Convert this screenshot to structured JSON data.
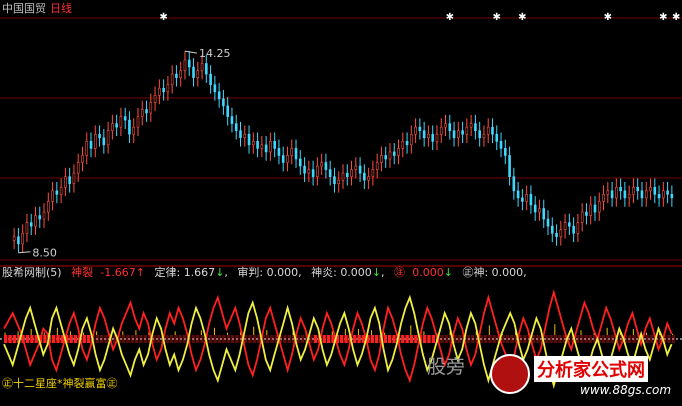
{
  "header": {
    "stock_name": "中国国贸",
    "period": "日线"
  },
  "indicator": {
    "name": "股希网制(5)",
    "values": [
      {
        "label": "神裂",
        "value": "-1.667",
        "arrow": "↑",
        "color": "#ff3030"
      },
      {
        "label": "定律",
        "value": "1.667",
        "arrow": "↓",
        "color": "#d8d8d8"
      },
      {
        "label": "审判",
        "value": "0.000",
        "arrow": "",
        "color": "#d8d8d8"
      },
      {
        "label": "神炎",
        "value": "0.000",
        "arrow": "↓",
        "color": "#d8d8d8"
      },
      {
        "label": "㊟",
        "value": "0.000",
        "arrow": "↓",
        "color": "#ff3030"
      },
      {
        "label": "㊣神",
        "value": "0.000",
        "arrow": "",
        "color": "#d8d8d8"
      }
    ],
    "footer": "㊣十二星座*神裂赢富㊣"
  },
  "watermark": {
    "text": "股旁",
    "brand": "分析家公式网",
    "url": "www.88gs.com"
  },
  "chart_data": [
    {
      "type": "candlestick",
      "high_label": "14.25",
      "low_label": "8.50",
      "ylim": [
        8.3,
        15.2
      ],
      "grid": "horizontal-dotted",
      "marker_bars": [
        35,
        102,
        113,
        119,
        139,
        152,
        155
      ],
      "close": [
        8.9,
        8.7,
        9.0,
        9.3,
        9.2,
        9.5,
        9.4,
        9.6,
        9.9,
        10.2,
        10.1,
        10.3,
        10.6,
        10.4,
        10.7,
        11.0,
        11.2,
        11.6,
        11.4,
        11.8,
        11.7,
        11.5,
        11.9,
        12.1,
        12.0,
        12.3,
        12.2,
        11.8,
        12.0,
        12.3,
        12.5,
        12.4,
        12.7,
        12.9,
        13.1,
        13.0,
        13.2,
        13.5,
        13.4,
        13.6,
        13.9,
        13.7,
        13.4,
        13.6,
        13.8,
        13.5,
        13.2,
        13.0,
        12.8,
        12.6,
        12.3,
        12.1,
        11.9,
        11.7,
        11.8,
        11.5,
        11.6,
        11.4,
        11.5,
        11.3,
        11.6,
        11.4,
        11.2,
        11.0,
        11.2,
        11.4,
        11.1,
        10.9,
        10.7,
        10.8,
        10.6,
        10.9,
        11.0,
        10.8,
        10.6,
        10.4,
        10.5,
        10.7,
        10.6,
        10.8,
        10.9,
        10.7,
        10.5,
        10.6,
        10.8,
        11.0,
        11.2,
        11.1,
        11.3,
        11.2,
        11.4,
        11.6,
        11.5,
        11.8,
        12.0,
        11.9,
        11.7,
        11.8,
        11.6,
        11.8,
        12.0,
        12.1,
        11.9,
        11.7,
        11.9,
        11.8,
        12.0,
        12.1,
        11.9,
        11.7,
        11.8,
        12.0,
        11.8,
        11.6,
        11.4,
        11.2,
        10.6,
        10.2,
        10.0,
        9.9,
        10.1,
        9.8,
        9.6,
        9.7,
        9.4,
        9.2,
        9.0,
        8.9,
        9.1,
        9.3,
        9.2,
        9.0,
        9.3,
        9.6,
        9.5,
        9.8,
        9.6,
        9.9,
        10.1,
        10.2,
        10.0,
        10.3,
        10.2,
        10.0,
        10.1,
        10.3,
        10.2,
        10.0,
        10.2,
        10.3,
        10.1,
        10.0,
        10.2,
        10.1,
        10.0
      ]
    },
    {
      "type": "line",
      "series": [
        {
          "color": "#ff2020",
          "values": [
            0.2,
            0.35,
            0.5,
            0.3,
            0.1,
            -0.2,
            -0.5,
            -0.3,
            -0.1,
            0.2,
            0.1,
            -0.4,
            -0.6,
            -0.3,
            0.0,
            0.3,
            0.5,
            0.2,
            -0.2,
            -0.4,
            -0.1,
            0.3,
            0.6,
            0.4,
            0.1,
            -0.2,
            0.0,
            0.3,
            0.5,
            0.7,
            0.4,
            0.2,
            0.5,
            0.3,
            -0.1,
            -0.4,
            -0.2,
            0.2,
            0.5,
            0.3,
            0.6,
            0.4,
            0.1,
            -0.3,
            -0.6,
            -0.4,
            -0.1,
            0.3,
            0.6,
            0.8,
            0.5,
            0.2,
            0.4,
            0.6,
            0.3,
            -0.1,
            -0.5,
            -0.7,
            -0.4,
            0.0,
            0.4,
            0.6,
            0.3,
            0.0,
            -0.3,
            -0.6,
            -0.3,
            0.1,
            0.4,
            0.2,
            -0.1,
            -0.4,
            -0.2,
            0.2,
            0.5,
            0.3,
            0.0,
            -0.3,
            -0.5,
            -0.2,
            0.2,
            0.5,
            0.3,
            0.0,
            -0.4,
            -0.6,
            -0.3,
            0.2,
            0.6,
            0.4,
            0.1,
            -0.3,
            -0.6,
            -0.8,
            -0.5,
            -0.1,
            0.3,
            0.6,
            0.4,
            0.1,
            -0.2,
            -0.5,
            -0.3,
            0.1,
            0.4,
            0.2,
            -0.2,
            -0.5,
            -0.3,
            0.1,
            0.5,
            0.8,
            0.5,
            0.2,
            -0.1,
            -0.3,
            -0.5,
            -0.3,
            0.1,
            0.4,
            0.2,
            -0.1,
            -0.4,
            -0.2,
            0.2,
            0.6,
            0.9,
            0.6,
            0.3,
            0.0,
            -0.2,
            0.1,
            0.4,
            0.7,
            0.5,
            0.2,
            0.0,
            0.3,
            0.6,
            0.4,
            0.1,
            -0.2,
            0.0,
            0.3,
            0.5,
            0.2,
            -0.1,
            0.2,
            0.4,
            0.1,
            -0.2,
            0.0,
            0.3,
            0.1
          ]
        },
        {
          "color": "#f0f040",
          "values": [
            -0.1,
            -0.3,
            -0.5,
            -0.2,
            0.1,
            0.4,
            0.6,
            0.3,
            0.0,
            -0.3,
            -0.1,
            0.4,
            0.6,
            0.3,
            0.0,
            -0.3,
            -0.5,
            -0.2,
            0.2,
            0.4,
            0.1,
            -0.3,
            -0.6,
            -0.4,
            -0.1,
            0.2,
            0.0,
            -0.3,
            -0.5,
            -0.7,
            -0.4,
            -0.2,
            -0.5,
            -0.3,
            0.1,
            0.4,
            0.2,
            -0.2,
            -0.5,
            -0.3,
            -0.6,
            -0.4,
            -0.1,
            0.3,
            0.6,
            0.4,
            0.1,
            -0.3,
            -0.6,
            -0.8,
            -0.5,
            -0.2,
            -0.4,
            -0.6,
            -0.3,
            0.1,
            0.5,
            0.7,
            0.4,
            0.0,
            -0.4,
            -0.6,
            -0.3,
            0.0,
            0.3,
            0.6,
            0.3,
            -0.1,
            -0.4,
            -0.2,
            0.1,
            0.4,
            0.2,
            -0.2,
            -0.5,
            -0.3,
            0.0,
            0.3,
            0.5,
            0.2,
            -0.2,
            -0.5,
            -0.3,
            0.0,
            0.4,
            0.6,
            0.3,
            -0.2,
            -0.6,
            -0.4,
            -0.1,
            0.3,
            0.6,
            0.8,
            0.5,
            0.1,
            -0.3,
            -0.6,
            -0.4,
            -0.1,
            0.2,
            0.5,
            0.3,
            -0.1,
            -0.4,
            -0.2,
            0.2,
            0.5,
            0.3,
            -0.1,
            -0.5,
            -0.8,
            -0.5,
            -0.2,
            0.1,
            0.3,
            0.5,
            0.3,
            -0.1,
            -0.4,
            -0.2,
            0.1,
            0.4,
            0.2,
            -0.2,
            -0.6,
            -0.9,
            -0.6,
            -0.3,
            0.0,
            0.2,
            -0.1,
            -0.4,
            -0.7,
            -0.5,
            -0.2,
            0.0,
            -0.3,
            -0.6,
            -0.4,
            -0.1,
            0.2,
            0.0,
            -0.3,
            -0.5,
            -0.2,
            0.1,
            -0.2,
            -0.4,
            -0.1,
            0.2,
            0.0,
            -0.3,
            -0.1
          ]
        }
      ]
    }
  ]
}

__________________________________________________

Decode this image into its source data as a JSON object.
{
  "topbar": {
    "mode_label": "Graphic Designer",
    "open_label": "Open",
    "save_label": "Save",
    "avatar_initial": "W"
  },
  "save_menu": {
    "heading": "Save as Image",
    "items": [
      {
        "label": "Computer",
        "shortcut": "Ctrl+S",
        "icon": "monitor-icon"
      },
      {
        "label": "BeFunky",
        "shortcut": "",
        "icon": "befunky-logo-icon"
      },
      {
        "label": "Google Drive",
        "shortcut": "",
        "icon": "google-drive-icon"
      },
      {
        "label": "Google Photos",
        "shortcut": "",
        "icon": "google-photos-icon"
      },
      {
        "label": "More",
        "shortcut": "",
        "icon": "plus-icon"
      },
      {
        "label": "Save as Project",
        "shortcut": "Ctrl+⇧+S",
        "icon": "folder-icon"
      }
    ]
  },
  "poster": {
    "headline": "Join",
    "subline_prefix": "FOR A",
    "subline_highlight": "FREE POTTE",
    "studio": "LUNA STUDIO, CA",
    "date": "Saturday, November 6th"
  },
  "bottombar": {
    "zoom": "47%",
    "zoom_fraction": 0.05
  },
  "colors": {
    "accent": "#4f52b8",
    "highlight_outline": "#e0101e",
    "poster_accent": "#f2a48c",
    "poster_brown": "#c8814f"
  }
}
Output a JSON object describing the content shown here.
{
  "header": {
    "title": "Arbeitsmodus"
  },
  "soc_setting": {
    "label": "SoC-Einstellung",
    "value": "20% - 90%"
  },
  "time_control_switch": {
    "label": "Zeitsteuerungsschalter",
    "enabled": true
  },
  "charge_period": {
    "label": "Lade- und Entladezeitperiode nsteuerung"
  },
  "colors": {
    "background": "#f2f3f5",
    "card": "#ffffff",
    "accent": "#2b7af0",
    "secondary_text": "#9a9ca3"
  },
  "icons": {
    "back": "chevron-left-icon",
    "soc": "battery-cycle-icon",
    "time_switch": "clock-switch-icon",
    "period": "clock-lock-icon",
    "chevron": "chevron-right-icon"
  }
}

__________________________________________________

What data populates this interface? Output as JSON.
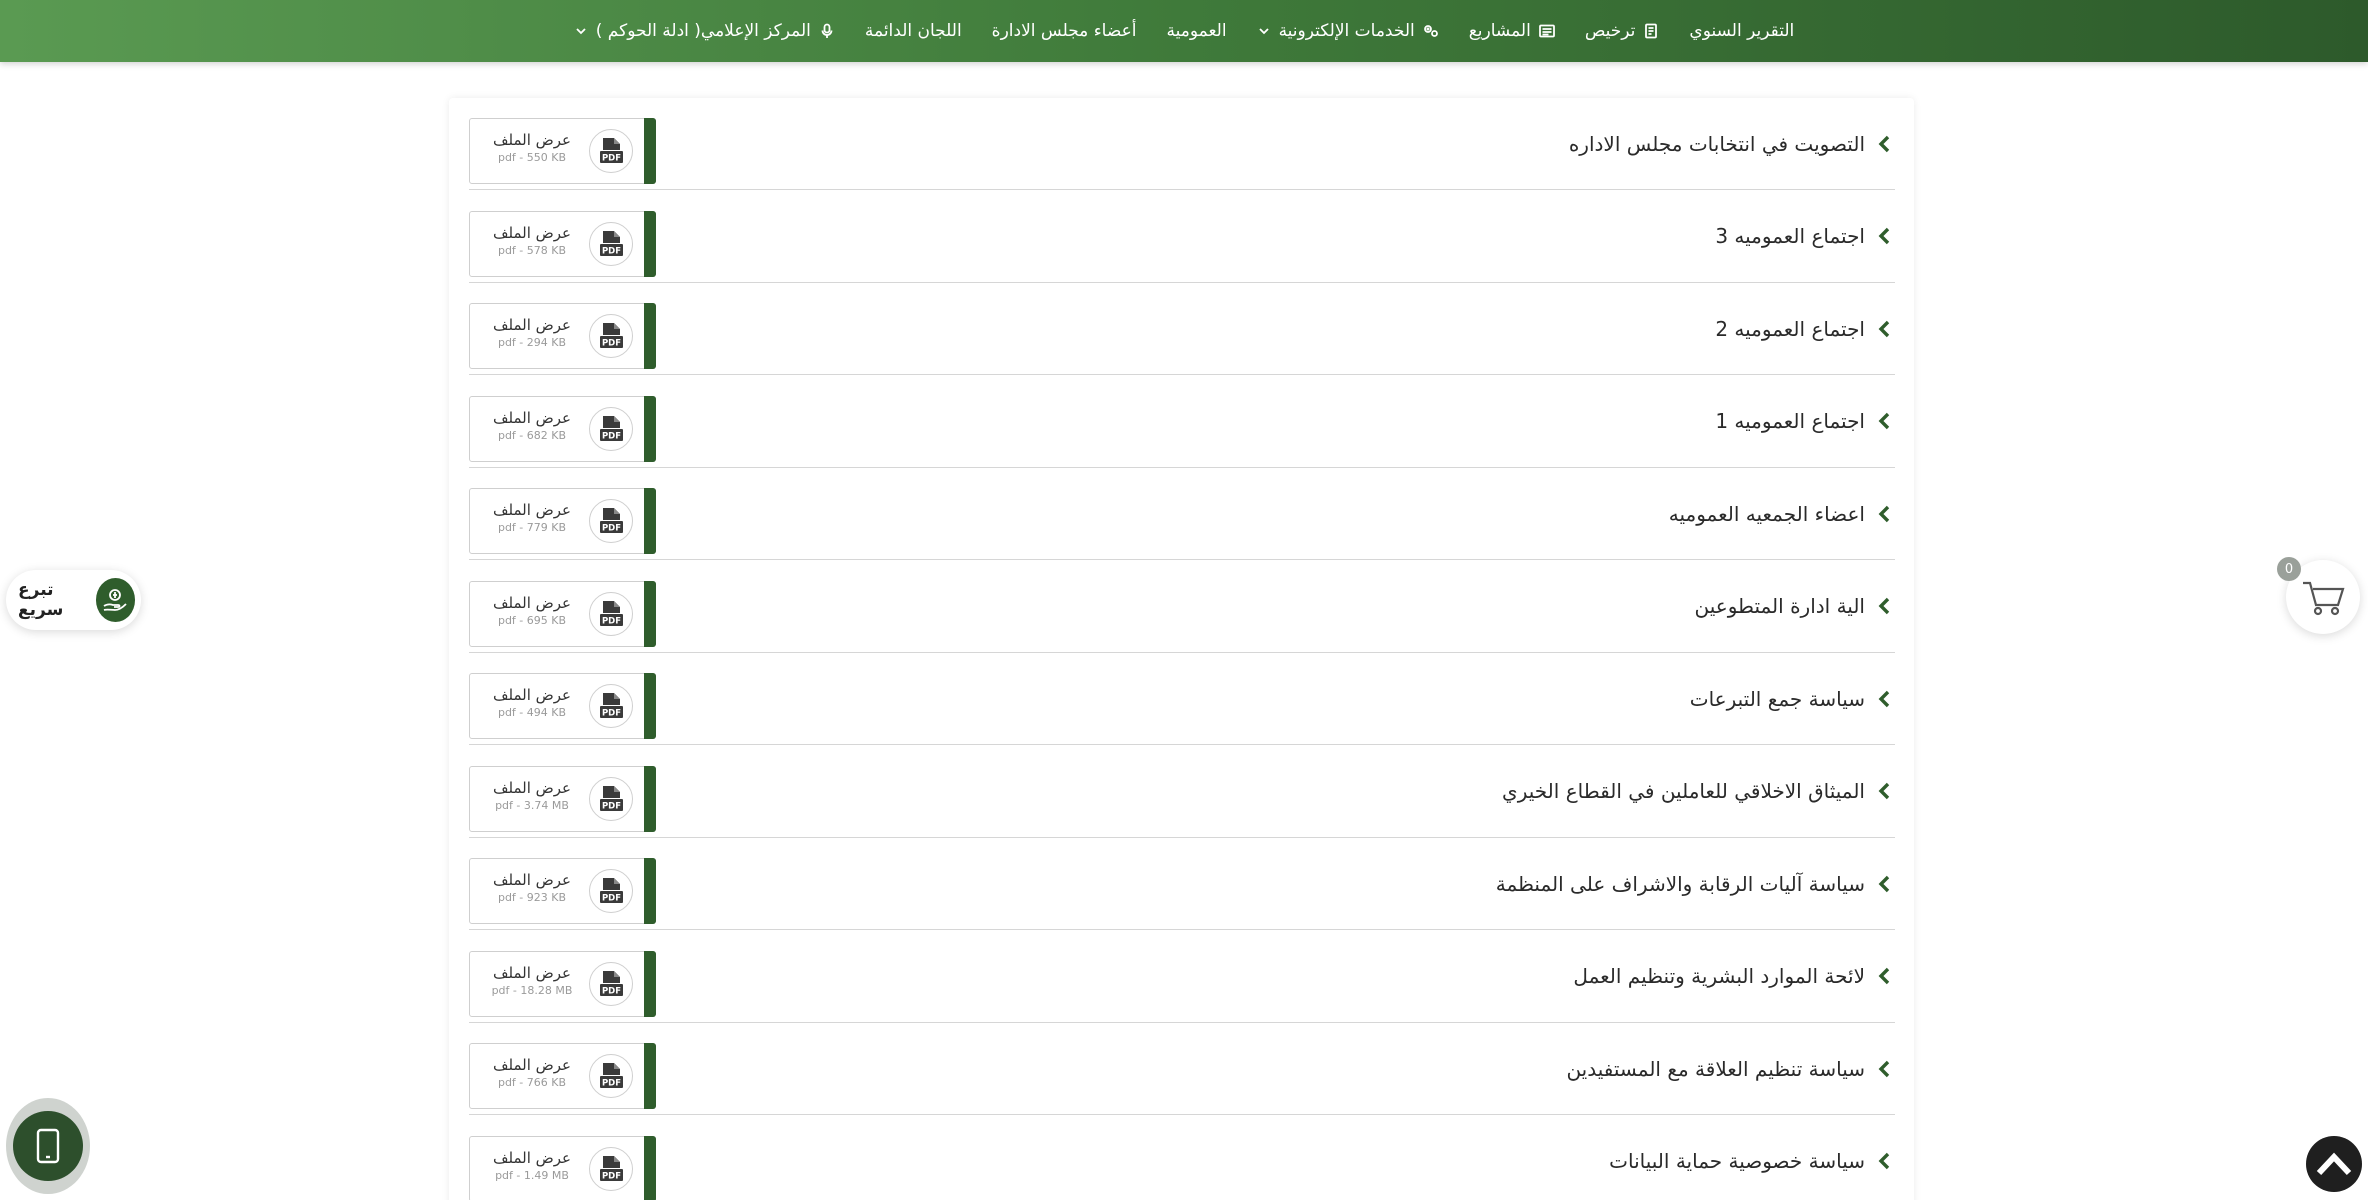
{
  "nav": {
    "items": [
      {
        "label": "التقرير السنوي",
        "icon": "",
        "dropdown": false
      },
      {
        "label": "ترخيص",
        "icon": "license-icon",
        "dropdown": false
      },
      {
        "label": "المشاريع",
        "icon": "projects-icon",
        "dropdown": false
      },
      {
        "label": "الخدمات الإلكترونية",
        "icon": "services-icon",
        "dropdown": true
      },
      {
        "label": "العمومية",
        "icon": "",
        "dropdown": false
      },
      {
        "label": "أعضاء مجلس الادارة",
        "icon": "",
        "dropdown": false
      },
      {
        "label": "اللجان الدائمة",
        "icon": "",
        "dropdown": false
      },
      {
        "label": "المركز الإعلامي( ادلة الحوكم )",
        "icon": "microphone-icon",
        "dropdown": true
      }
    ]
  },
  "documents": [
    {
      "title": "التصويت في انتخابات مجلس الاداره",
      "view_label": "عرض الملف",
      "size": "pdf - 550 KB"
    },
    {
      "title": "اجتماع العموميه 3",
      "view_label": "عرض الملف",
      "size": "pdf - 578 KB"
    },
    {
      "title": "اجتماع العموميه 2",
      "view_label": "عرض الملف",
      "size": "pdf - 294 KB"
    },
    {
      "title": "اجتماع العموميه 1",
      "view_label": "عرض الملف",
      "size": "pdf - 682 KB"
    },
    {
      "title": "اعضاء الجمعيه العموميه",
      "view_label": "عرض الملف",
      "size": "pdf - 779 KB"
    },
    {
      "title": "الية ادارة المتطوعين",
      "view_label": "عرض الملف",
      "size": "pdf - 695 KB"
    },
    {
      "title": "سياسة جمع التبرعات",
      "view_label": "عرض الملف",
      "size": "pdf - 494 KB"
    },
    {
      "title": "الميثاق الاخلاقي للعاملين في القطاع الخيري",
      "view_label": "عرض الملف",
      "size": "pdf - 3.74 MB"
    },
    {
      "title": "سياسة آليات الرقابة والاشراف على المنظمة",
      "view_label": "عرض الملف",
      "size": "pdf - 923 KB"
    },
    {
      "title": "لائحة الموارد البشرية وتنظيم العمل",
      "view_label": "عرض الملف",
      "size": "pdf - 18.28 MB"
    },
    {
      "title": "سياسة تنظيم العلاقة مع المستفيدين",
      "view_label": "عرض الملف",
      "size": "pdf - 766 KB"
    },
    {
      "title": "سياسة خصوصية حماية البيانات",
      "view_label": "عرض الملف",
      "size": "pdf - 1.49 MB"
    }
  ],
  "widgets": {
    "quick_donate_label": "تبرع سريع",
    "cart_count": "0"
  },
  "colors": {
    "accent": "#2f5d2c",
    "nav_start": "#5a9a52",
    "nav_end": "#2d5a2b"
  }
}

__________________________________________________

PROBLEM DETAILS: Using the listing above, work out how many of its lines include "العموميه", and give only the result.

EXERCISE OUTPUT: 4